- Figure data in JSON

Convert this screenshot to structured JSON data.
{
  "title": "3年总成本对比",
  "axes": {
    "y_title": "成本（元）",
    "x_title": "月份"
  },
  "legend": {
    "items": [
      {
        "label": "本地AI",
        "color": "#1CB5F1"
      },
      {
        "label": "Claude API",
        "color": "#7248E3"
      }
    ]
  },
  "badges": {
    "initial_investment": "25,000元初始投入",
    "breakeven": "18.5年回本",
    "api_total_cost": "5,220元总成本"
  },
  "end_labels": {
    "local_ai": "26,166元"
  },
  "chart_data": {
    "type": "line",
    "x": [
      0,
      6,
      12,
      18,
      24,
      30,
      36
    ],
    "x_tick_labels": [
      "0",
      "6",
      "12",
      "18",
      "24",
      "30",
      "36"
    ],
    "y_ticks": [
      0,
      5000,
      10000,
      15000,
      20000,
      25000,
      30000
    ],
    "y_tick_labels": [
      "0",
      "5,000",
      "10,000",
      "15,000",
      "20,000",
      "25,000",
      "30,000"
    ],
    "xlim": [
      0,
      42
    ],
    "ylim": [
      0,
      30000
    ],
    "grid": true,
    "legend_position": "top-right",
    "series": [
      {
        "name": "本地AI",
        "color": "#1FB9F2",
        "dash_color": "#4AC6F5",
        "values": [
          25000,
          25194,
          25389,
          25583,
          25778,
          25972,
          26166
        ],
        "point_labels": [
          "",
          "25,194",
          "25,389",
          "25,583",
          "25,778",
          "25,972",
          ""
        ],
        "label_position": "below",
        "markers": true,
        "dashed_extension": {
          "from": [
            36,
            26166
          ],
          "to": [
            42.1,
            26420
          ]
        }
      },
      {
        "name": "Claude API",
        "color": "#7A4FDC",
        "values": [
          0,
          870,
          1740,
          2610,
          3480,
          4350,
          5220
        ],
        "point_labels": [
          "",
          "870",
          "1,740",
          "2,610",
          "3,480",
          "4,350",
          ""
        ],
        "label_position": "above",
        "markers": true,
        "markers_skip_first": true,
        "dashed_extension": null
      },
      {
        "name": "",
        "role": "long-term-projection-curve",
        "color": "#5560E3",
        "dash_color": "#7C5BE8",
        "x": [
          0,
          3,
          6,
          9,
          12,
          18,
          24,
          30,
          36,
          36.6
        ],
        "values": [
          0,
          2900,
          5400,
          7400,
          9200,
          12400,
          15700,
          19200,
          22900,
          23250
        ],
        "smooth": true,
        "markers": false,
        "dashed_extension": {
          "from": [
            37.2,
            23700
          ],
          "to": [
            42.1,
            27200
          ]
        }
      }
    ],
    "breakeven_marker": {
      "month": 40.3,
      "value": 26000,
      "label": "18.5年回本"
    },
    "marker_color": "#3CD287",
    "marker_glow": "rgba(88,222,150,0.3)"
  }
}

- What to work on
Every record should be repeated exactly; please leave none out.

- Reply to the exercise
Convert this screenshot to structured JSON data.
{
  "title": "3年总成本对比",
  "axes": {
    "y_title": "成本（元）",
    "x_title": "月份"
  },
  "legend": {
    "items": [
      {
        "label": "本地AI",
        "color": "#1CB5F1"
      },
      {
        "label": "Claude API",
        "color": "#7248E3"
      }
    ]
  },
  "badges": {
    "initial_investment": "25,000元初始投入",
    "breakeven": "18.5年回本",
    "api_total_cost": "5,220元总成本"
  },
  "end_labels": {
    "local_ai": "26,166元"
  },
  "chart_data": {
    "type": "line",
    "x": [
      0,
      6,
      12,
      18,
      24,
      30,
      36
    ],
    "x_tick_labels": [
      "0",
      "6",
      "12",
      "18",
      "24",
      "30",
      "36"
    ],
    "y_ticks": [
      0,
      5000,
      10000,
      15000,
      20000,
      25000,
      30000
    ],
    "y_tick_labels": [
      "0",
      "5,000",
      "10,000",
      "15,000",
      "20,000",
      "25,000",
      "30,000"
    ],
    "xlim": [
      0,
      42
    ],
    "ylim": [
      0,
      30000
    ],
    "grid": true,
    "legend_position": "top-right",
    "series": [
      {
        "name": "本地AI",
        "color": "#1FB9F2",
        "dash_color": "#4AC6F5",
        "values": [
          25000,
          25194,
          25389,
          25583,
          25778,
          25972,
          26166
        ],
        "point_labels": [
          "",
          "25,194",
          "25,389",
          "25,583",
          "25,778",
          "25,972",
          ""
        ],
        "label_position": "below",
        "markers": true,
        "dashed_extension": {
          "from": [
            36,
            26166
          ],
          "to": [
            42.1,
            26420
          ]
        }
      },
      {
        "name": "Claude API",
        "color": "#7A4FDC",
        "values": [
          0,
          870,
          1740,
          2610,
          3480,
          4350,
          5220
        ],
        "point_labels": [
          "",
          "870",
          "1,740",
          "2,610",
          "3,480",
          "4,350",
          ""
        ],
        "label_position": "above",
        "markers": true,
        "markers_skip_first": true,
        "dashed_extension": null
      },
      {
        "name": "",
        "role": "long-term-projection-curve",
        "color": "#5560E3",
        "dash_color": "#7C5BE8",
        "x": [
          0,
          3,
          6,
          9,
          12,
          18,
          24,
          30,
          36,
          36.6
        ],
        "values": [
          0,
          2900,
          5400,
          7400,
          9200,
          12400,
          15700,
          19200,
          22900,
          23250
        ],
        "smooth": true,
        "markers": false,
        "dashed_extension": {
          "from": [
            37.2,
            23700
          ],
          "to": [
            42.1,
            27200
          ]
        }
      }
    ],
    "breakeven_marker": {
      "month": 40.3,
      "value": 26000,
      "label": "18.5年回本"
    },
    "marker_color": "#3CD287",
    "marker_glow": "rgba(88,222,150,0.3)"
  }
}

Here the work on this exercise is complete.